-- START OF Record list --

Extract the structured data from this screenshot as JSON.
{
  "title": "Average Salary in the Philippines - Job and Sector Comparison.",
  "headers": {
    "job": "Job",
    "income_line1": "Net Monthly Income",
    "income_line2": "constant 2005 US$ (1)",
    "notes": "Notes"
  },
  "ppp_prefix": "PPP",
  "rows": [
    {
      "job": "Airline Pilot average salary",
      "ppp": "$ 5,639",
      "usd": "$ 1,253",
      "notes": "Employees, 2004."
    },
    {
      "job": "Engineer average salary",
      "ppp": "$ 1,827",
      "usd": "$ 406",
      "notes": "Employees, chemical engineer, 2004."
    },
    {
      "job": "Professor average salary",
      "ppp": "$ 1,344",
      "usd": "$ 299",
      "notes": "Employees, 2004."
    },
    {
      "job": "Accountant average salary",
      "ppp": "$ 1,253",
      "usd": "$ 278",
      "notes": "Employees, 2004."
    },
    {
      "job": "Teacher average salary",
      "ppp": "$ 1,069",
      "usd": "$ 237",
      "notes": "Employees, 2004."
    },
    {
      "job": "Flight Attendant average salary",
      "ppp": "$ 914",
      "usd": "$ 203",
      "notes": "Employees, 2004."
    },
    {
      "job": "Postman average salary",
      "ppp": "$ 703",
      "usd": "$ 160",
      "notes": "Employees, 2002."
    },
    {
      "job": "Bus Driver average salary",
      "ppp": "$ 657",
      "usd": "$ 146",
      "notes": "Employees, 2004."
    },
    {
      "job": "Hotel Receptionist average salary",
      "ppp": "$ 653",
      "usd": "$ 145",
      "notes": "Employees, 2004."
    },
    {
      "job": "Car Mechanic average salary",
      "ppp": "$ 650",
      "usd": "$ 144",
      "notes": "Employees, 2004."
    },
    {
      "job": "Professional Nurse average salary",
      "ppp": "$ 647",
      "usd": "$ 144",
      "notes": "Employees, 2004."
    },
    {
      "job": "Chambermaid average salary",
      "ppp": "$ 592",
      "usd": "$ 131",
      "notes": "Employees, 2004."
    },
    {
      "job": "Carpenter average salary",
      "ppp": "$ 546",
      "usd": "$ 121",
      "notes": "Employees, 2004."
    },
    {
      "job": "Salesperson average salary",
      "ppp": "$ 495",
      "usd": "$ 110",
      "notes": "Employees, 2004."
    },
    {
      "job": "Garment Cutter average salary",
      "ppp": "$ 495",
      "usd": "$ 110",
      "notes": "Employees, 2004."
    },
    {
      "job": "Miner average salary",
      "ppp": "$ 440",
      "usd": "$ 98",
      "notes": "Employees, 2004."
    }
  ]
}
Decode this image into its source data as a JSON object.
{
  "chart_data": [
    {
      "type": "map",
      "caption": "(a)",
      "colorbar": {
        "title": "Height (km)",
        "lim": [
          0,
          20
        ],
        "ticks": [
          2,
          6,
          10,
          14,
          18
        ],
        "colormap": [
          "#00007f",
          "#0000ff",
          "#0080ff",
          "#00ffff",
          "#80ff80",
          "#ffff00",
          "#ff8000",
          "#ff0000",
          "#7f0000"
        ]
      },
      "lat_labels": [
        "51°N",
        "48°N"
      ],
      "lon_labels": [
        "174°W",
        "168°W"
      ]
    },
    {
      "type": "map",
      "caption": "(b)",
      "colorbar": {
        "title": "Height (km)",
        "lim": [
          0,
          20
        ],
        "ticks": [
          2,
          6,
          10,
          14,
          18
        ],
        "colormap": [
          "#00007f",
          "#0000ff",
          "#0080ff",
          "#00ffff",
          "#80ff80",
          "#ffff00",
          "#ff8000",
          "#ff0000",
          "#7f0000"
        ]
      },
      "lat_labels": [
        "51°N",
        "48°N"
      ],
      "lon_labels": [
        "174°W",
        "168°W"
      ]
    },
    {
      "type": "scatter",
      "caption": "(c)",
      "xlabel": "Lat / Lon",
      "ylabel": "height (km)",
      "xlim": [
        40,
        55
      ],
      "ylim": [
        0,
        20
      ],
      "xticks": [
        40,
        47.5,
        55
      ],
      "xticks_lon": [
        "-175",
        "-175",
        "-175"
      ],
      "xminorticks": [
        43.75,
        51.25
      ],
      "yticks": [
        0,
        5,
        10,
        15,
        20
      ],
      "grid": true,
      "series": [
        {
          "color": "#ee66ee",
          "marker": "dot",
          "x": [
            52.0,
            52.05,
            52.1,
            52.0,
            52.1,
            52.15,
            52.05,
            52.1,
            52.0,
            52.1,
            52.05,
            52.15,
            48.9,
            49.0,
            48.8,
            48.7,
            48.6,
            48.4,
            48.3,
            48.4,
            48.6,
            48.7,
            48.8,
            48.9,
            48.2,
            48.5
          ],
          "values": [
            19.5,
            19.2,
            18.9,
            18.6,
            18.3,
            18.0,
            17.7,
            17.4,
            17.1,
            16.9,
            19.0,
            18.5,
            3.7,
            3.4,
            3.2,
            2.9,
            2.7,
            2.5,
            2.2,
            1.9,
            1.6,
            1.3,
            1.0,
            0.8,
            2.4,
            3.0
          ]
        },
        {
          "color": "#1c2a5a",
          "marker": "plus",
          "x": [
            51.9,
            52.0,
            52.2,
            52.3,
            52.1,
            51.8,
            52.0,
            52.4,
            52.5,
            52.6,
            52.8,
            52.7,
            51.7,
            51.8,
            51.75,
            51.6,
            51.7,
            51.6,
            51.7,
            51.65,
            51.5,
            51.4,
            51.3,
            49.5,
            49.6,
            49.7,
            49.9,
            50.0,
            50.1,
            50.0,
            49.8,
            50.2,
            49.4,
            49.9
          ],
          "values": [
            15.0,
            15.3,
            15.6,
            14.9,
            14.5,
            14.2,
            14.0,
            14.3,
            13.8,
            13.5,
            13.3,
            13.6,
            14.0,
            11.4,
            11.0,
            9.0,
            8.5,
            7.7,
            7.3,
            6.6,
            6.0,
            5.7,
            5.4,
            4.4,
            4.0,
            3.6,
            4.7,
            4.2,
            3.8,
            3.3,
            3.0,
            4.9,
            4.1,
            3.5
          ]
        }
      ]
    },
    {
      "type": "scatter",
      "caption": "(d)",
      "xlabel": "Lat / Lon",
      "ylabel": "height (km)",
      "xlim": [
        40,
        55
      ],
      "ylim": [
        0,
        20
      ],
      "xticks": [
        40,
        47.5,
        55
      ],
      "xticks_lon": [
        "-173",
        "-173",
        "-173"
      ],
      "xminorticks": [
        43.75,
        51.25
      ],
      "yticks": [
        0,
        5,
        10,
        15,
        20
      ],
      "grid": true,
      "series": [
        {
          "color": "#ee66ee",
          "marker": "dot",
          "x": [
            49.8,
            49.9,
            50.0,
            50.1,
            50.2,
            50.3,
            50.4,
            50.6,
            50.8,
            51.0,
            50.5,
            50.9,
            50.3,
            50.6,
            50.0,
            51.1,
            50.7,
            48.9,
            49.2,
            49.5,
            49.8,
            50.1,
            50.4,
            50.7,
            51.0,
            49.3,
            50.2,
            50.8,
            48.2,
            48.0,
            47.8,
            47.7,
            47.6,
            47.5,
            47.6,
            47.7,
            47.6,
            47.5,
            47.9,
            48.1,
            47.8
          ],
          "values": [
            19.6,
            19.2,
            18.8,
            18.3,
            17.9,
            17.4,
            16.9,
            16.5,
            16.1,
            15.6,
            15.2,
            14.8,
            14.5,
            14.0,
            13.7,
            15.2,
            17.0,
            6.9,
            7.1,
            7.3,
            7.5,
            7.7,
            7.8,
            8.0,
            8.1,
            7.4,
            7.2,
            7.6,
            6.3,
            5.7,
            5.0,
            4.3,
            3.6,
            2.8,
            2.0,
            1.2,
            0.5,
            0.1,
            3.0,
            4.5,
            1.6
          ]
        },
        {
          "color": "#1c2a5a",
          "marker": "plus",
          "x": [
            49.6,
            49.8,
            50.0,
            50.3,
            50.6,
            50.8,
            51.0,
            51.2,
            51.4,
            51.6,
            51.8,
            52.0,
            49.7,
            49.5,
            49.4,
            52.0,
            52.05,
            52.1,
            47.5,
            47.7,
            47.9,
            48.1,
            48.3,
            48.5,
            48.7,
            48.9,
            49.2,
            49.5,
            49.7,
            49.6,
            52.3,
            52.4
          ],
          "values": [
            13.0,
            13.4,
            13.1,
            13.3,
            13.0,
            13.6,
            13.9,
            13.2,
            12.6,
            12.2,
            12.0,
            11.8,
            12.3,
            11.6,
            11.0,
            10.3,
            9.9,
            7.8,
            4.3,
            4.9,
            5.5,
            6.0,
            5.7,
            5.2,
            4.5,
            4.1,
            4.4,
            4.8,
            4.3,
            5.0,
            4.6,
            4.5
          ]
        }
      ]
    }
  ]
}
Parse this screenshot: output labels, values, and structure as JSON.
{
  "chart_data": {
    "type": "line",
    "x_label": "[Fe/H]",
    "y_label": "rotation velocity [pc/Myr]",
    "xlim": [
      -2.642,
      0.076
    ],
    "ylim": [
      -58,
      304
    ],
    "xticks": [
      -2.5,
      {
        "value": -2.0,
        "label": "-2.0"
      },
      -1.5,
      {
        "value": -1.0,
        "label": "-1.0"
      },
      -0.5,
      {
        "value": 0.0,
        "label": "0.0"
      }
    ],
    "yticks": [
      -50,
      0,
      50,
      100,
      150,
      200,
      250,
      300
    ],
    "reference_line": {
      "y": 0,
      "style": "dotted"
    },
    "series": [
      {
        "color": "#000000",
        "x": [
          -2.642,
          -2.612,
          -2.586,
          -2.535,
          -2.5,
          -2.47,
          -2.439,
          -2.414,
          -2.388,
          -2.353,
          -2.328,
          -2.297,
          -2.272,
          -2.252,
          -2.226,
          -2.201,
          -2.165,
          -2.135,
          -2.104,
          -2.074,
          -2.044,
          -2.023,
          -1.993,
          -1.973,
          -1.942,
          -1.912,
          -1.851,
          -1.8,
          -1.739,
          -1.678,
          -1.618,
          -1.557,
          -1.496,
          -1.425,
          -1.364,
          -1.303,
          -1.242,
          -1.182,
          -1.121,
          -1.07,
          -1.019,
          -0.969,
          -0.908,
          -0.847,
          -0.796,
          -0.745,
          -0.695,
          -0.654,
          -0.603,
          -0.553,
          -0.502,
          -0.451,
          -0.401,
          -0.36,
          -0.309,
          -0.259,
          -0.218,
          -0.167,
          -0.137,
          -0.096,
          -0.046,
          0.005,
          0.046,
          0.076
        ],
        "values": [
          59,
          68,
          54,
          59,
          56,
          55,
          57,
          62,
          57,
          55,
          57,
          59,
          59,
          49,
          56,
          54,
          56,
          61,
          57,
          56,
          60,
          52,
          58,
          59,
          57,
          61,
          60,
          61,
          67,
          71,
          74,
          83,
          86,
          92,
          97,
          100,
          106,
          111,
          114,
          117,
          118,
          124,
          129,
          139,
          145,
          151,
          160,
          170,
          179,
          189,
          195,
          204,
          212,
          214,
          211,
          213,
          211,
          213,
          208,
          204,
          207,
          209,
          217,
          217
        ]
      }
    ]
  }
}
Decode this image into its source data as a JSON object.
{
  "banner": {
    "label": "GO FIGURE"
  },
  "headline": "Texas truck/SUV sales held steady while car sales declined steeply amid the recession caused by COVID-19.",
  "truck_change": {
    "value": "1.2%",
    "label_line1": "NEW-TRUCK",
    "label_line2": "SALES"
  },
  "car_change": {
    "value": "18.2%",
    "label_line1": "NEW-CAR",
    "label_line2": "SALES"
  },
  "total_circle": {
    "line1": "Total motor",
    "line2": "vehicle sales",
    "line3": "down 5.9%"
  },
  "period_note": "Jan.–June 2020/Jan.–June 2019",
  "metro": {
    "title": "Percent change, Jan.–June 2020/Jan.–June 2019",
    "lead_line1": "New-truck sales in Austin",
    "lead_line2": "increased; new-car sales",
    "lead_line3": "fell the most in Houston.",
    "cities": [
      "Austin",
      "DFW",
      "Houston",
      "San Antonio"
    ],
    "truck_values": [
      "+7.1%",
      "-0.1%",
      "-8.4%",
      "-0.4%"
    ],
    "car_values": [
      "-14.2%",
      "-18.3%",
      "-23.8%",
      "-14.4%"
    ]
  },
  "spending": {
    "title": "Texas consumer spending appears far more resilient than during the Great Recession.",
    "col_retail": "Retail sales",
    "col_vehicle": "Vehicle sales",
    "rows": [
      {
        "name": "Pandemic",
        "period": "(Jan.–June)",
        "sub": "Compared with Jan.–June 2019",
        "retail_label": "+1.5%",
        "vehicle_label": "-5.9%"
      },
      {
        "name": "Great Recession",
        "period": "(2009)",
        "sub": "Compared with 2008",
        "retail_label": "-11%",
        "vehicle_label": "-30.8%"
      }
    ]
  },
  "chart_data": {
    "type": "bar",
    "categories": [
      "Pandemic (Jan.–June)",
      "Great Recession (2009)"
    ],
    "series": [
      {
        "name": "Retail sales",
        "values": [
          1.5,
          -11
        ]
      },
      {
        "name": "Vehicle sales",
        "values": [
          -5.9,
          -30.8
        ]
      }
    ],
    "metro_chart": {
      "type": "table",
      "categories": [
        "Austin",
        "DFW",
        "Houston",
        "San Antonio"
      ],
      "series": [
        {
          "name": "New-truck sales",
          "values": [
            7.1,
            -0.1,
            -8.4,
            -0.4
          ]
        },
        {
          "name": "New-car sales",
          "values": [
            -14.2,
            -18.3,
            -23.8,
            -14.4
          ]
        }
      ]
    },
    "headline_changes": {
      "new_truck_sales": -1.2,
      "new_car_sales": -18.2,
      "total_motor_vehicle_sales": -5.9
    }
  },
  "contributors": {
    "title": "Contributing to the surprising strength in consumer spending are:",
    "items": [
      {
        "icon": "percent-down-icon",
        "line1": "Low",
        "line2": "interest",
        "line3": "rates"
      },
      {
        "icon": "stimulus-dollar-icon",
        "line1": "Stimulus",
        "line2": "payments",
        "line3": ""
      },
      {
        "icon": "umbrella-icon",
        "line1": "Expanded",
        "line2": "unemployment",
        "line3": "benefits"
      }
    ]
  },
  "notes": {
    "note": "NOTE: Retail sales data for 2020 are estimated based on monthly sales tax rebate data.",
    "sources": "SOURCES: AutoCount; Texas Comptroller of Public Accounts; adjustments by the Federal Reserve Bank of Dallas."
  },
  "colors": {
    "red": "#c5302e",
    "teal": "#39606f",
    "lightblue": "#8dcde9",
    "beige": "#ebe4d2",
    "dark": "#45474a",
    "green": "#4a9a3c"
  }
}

-- END OF Record list --

What you need to do -> Read through the entries and copy each line in which "this" appears.

Final answer ->
Extract the structured data from this screenshot as JSON.
Decode this image into its source data as a JSON object.
Parse this screenshot: output labels, values, and structure as JSON.
Decode this image into its source data as a JSON object.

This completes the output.